> [TASK REQUIREMENTS]: Extract and list every line that contains the word "fresh".

··· PROVIDED RECORDS ···

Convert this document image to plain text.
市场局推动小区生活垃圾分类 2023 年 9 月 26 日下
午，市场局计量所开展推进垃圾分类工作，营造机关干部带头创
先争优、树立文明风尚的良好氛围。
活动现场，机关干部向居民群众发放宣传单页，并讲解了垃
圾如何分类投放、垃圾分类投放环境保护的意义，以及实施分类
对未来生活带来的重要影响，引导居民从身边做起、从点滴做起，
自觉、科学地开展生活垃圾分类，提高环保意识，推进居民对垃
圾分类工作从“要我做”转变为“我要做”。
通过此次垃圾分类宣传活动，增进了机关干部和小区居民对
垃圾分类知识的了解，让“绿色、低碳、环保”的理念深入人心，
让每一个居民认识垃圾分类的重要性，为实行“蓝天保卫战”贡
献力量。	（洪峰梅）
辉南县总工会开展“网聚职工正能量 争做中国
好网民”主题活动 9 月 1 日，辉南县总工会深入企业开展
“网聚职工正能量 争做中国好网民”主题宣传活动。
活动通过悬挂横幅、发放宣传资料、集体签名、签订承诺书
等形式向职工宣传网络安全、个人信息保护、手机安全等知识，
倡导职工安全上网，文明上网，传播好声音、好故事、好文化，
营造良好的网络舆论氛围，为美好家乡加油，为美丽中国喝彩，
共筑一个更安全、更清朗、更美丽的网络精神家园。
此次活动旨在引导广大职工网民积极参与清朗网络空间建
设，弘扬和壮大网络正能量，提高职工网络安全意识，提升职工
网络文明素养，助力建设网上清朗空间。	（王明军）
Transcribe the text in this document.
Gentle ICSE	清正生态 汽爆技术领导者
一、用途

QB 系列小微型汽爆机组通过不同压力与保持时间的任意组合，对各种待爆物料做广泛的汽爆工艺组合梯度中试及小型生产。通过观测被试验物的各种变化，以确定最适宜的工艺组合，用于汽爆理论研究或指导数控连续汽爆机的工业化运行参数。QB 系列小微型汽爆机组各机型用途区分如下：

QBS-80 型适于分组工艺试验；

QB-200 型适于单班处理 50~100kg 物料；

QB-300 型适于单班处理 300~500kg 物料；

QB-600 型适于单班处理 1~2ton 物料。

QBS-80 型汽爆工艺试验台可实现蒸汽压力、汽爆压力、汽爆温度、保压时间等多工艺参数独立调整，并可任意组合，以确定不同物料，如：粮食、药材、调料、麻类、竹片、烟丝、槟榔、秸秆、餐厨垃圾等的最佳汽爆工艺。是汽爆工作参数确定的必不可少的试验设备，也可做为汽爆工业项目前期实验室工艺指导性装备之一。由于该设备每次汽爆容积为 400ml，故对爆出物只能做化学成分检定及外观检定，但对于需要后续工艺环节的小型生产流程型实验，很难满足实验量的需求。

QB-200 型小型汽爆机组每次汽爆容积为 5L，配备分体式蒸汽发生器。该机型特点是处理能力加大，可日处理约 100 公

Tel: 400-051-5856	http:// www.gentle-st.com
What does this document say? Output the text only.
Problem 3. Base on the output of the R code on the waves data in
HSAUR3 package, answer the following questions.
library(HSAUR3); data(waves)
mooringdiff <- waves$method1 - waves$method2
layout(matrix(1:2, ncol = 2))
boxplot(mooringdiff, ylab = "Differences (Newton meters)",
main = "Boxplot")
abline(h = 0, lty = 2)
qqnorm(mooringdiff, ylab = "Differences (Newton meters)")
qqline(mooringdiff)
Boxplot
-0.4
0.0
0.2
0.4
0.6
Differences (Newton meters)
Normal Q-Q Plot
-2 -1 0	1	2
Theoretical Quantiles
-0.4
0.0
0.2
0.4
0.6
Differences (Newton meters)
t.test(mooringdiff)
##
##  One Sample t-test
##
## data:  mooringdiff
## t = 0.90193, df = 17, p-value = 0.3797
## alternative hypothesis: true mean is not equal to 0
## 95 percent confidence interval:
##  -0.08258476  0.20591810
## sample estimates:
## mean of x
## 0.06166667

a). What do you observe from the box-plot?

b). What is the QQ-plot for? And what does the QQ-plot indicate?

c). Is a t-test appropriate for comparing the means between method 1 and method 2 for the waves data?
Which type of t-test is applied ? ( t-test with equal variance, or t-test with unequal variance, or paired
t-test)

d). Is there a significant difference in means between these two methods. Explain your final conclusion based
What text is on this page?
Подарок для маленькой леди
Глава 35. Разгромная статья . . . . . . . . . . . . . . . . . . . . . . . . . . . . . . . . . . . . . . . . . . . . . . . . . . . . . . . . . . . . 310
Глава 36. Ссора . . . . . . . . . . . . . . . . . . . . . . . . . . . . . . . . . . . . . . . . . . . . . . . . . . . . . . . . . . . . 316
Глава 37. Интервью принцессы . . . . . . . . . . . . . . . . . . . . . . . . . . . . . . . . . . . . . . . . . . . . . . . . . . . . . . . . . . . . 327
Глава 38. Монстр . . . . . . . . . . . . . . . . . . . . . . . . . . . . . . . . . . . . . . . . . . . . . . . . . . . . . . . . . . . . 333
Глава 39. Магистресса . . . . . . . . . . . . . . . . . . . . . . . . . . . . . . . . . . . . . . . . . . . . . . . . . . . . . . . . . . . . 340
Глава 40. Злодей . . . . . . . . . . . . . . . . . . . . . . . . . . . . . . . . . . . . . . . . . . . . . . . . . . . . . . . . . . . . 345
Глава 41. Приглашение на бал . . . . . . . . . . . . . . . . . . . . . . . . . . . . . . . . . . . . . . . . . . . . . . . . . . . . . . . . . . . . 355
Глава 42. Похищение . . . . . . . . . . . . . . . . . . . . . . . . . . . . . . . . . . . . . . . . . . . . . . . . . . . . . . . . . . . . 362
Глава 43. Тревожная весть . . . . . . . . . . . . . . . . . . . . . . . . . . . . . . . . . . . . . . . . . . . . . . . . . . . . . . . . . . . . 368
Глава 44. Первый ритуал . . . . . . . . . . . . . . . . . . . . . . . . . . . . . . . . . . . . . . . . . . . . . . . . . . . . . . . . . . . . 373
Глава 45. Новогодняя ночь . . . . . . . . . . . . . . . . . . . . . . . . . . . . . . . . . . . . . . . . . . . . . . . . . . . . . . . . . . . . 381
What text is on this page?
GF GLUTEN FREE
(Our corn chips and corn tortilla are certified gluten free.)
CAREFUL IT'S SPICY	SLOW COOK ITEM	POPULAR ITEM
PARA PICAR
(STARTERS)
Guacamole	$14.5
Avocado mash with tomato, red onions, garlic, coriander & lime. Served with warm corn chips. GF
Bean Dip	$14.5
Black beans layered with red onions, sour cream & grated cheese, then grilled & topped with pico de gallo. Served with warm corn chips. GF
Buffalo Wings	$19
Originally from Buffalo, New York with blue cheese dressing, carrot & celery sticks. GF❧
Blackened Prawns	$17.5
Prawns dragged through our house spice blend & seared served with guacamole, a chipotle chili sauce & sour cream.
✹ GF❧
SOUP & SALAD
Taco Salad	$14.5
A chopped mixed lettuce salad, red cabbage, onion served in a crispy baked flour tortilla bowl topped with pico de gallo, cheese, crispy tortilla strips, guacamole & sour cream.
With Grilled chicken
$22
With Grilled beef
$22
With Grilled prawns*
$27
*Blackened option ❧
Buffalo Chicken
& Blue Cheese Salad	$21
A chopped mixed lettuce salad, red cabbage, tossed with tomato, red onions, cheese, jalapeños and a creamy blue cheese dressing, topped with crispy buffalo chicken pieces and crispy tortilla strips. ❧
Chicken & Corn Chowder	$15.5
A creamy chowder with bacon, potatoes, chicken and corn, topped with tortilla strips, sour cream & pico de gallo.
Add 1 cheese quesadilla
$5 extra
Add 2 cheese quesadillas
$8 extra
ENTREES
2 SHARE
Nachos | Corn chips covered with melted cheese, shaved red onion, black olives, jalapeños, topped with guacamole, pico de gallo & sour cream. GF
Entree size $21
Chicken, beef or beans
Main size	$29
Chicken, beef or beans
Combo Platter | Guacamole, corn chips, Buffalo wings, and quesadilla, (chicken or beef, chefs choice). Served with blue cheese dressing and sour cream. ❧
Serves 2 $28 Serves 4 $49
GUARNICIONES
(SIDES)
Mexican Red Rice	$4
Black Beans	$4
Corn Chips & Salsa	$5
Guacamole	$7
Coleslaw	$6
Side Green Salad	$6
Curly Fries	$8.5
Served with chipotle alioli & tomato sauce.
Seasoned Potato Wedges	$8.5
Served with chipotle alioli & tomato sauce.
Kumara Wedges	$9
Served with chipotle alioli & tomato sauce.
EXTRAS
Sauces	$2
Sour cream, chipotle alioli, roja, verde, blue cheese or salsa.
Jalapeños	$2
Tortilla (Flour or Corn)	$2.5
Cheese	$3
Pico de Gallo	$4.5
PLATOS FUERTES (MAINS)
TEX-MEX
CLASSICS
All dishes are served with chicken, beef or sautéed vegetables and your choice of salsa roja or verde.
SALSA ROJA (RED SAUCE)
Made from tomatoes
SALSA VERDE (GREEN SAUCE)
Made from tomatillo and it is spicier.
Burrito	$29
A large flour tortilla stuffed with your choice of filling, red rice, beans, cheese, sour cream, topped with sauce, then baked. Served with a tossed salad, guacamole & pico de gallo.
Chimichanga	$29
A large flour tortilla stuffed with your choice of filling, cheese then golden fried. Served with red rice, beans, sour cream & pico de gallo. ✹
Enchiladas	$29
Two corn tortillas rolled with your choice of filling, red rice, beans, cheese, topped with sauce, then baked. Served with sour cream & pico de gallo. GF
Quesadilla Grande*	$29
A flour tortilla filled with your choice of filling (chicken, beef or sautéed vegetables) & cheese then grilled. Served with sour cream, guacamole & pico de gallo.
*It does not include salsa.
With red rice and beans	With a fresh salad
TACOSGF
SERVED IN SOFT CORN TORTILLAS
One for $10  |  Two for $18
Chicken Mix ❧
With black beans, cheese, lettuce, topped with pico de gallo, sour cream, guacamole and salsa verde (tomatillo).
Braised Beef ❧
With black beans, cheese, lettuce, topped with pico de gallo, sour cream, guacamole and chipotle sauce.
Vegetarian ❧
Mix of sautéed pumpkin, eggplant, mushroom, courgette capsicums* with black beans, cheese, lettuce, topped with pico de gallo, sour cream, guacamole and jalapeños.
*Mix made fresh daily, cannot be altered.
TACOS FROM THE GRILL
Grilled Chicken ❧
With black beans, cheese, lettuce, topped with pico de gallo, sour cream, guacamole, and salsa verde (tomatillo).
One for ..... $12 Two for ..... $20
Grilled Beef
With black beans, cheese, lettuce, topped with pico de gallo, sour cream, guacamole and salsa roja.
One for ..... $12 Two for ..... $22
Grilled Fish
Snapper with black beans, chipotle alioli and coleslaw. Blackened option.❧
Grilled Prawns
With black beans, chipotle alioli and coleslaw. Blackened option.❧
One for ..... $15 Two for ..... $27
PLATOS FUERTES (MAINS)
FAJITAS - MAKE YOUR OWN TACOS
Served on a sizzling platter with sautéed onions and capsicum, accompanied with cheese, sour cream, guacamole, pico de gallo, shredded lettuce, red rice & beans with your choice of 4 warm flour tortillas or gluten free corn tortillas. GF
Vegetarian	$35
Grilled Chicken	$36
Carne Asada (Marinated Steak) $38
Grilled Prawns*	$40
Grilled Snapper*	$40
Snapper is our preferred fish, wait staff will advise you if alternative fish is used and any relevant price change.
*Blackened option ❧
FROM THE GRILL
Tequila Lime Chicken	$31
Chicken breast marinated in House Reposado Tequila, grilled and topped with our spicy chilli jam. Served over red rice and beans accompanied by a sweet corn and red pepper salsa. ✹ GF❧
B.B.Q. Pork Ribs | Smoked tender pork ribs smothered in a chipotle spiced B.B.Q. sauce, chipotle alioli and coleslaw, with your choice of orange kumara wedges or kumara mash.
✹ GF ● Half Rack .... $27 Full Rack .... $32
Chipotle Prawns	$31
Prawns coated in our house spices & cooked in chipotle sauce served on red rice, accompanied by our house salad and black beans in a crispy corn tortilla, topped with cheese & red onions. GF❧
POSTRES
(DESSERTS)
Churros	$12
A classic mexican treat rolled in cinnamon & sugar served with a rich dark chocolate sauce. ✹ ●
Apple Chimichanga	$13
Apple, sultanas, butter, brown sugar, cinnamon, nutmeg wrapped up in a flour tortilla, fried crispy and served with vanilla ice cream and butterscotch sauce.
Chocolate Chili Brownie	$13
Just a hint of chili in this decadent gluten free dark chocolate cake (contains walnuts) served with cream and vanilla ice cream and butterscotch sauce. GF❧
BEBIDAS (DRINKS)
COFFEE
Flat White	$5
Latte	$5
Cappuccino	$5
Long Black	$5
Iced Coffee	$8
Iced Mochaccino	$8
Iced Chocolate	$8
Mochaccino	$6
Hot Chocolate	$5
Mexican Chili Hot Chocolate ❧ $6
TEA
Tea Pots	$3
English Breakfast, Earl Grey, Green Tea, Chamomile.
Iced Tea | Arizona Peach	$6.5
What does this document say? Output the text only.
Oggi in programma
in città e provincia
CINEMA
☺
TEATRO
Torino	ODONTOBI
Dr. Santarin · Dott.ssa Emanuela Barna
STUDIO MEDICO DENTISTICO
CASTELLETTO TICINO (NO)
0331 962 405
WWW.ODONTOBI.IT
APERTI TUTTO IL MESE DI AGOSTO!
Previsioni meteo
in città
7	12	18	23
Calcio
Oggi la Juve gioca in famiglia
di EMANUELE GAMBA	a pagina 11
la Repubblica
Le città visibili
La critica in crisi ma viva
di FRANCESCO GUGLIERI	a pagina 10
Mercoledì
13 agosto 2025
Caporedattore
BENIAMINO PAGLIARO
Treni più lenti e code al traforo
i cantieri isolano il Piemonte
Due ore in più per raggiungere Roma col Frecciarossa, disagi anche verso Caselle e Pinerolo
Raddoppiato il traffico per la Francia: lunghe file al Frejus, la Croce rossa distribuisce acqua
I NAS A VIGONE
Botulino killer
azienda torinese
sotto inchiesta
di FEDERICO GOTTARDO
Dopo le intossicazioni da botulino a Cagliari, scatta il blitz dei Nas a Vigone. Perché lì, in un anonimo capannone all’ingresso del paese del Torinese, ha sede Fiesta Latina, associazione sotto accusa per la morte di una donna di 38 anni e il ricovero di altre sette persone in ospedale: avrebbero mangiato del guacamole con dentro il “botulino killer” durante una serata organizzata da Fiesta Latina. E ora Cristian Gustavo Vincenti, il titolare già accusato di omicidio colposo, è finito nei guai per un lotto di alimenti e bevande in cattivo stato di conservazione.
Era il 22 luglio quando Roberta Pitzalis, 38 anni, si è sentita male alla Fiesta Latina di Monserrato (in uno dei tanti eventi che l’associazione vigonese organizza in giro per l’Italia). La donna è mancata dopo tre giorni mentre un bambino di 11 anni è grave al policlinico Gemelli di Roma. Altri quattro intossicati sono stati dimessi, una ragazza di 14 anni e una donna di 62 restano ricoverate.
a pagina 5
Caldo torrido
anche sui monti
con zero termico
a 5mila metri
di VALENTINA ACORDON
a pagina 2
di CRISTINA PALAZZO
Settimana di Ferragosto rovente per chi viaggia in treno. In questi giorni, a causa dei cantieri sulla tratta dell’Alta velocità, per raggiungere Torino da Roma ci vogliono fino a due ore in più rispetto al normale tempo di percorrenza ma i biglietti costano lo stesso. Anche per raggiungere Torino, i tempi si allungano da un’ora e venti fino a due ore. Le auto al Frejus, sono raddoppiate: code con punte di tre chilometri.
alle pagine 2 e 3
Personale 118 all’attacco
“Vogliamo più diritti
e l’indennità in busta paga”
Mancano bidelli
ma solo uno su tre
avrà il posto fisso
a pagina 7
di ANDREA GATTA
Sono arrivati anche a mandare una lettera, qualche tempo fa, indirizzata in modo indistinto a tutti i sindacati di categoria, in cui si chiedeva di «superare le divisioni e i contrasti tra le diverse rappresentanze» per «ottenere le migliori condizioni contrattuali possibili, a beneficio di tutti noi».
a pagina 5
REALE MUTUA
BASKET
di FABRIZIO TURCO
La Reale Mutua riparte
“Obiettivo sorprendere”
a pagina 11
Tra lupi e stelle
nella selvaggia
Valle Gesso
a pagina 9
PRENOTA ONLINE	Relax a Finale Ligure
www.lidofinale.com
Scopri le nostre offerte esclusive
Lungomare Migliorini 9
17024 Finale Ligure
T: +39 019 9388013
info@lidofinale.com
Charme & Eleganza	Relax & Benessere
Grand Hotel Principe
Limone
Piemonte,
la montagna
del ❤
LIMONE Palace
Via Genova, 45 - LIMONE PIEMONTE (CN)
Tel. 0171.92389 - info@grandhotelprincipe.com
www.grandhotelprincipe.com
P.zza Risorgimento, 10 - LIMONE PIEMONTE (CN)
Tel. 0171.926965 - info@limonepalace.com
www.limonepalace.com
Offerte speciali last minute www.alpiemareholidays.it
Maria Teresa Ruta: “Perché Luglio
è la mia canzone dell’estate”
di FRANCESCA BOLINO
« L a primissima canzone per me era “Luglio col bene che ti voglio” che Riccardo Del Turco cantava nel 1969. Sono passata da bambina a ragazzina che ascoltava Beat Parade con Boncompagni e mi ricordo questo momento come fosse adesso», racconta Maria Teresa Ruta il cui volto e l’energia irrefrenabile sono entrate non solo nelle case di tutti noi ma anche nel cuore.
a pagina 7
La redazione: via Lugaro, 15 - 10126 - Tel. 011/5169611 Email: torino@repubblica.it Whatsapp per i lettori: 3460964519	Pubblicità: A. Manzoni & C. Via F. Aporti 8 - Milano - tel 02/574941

···

> [ANSWER TO THE EXERCISE]:
With red rice and beans	With a fresh salad
*Mix made fresh daily, cannot be altered.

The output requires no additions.